▶ **EXTRAIT DU TEXTE**:
_ _ _ _ _
Augmentation des tâches ou des cadences de travail : que peut faire le salarié ?

Si un employeur ne peut modifier un élément du contrat de travail, comme la durée du travail, sans recueillir préalablement l’accord du salarié, celui-ci peut ajouter unilatéralement de nouvelles tâches de travail correspondant aux fonctions et à la qualification d’un salarié. Dans le cadre de son pouvoir de direction, l’employeur peut changer les conditions de travail d’un salarié et la circonstance que la nouvelle tâche donnée à un salarié soit différente de celle qu’il exécutait antérieurement, dès l’instant qu’elle correspond à sa qualification, ne caractérise pas une modification du contrat de travail (Cass. soc., 25-1-23, n°21-18141).

En principe, le refus du salarié de se voir appliquer un changement des conditions de travail est un motif réel et sérieux de licenciement. Dans certaines circonstances, il peut même justifier un licenciement pour faute grave.

En revanche, si le salarié démontre que la décision de l’employeur a été prise pour une raison étrangère à l’intérêt de l’entreprise ou qu’elle a été mise en œuvre dans des conditions exclusives de la bonne foi contractuelle, celui-ci peut s’opposer à cette modification des conditions de travail (Cass. soc., 23-2-05, n°03-42018).
_ _ _ _ _
▶ **ENREGISTREMENTS**:
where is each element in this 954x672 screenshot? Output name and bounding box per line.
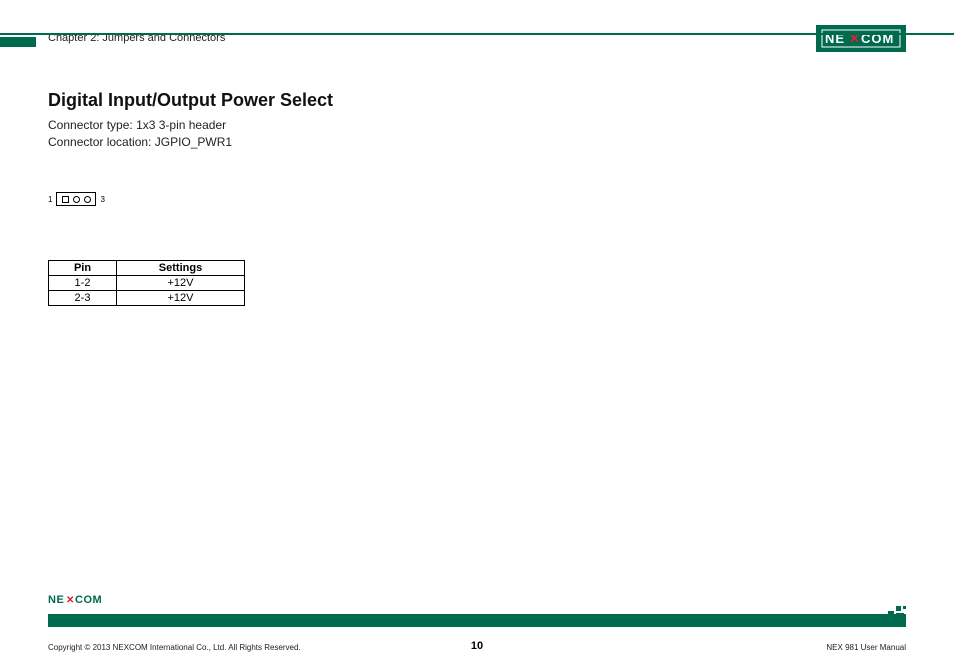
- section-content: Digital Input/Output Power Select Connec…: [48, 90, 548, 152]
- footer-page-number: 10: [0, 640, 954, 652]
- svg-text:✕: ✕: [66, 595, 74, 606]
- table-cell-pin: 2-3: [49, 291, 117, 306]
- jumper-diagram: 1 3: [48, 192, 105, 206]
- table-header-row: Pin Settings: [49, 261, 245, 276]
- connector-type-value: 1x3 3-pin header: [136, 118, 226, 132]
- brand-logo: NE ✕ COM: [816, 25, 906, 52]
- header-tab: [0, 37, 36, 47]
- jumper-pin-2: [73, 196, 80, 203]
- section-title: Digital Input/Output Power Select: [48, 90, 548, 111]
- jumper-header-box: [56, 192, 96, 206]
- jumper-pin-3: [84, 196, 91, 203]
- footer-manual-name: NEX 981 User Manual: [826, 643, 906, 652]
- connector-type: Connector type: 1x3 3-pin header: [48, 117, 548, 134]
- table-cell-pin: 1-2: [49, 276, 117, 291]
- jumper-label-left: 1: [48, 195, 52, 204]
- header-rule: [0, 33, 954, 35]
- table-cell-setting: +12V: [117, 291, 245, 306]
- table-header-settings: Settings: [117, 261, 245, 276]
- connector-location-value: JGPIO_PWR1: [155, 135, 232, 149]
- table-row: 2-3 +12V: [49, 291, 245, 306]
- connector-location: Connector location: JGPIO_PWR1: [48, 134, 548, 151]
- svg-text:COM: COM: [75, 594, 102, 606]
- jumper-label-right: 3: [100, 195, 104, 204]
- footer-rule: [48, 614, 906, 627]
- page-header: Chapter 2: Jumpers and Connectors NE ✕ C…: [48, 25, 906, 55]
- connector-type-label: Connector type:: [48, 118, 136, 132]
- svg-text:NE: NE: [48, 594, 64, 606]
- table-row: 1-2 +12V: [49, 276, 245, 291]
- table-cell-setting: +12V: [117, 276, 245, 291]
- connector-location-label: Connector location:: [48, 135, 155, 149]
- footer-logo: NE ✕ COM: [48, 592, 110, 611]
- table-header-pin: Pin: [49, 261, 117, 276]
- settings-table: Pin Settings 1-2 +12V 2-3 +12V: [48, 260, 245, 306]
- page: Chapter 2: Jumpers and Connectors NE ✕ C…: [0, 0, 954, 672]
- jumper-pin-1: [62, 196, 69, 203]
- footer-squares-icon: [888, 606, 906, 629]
_ _ _ _ _
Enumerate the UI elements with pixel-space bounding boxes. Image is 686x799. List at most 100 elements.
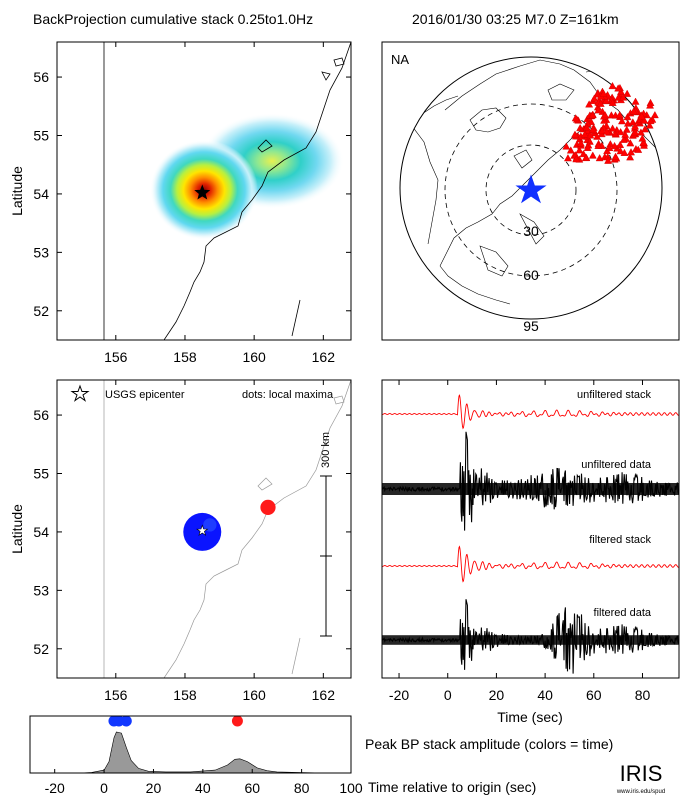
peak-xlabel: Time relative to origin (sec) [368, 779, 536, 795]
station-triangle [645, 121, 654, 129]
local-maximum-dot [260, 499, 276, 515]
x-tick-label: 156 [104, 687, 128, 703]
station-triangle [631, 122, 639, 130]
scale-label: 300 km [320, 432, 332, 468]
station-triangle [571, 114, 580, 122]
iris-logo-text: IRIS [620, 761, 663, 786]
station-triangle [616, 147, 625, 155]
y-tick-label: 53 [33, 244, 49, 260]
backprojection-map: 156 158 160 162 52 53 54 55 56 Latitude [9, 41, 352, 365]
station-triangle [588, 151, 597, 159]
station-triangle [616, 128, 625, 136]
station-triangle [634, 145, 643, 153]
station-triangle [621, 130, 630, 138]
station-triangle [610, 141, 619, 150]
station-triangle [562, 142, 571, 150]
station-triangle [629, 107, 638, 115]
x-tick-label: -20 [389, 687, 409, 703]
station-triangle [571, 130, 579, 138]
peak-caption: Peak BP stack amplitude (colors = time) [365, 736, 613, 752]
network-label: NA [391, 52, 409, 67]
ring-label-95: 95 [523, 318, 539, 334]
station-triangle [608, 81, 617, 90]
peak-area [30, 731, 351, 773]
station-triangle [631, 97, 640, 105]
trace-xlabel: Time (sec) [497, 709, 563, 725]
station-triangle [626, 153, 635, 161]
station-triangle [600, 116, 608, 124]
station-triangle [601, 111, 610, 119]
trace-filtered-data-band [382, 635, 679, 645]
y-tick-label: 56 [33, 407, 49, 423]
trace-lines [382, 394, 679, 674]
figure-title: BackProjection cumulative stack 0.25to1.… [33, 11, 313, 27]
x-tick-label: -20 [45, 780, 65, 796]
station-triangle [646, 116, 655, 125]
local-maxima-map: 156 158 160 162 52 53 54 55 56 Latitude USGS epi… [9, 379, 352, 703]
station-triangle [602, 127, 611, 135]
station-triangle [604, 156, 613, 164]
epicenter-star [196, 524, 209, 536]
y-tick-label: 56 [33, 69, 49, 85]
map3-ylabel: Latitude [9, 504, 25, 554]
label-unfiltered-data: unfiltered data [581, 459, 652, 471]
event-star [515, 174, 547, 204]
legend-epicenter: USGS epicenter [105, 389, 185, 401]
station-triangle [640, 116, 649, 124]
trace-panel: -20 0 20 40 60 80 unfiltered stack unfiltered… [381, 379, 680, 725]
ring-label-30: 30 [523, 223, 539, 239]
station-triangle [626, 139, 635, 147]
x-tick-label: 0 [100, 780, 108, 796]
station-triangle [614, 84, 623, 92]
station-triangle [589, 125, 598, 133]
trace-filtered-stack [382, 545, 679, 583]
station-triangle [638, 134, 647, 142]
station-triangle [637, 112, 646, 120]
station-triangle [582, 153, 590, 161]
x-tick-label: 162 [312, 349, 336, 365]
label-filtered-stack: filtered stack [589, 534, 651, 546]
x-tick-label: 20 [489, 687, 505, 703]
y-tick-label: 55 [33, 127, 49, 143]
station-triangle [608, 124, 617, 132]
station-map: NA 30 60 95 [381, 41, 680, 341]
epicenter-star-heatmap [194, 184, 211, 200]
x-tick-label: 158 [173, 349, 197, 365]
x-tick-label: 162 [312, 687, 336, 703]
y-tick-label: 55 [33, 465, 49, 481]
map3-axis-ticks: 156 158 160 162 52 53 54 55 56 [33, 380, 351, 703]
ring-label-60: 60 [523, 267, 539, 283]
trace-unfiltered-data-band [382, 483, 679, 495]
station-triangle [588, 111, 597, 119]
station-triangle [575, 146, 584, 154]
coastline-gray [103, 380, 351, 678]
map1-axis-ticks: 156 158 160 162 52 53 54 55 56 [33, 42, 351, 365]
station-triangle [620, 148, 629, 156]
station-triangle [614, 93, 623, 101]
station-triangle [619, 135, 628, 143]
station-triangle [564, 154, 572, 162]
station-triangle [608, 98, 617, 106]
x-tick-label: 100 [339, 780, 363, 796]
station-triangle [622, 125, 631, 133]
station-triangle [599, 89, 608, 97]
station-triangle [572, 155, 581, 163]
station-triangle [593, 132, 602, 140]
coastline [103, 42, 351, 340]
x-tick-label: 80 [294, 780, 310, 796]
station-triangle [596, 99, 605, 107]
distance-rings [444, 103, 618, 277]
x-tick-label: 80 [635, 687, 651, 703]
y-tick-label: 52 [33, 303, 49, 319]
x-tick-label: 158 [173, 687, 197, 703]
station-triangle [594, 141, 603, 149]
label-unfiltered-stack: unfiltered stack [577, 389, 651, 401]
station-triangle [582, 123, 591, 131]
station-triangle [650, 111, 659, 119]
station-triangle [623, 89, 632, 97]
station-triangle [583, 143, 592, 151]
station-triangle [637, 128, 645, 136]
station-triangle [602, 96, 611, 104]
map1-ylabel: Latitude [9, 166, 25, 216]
_ _ _ _ _
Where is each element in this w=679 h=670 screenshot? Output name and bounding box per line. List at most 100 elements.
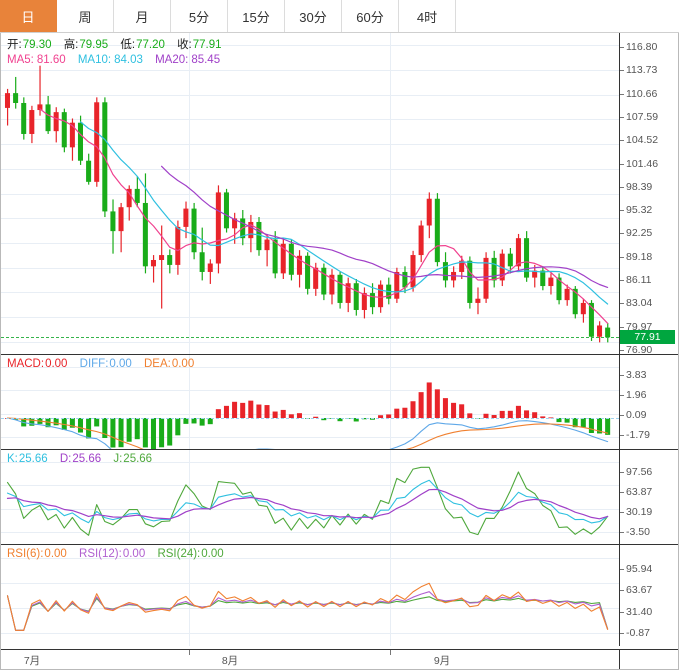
_ _ _ _ _
▶ **TÂCHES À RÉALISER**:
[1] D'après l'extrait du texte sur l'augmentation des tâches, que constitue en principe le refus du salarié de se voir appliquer un changement des conditions de travail ?
[2] Mets sous forme de liste numérotée les lignes des enregistrements, en commençant par la ligne qui contient "Enumerate the UI" et en allant jusqu'à la ligne qui contient "station-triangle [616, 147, 625, 155]", sans les lignes vides. Laisse les images de côté.

▶ **RÉPONSES AUX TÂCHES**:
[1] Un motif réel et sérieux de licenciement.

[2]
1. Enumerate the UI elements with pixel-space bounding boxes. Image is 686x799. List at most 100 elements.
2. peak-xlabel: Time relative to origin (sec) [368, 779, 536, 795]
3. station-triangle [645, 121, 654, 129]
4. local-maximum-dot [260, 499, 276, 515]
5. x-tick-label: 156 [104, 687, 128, 703]
6. station-triangle [631, 122, 639, 130]
7. scale-label: 300 km [320, 432, 332, 468]
8. station-triangle [571, 114, 580, 122]
9. iris-logo-text: IRIS [620, 761, 663, 786]
10. station-triangle [616, 147, 625, 155]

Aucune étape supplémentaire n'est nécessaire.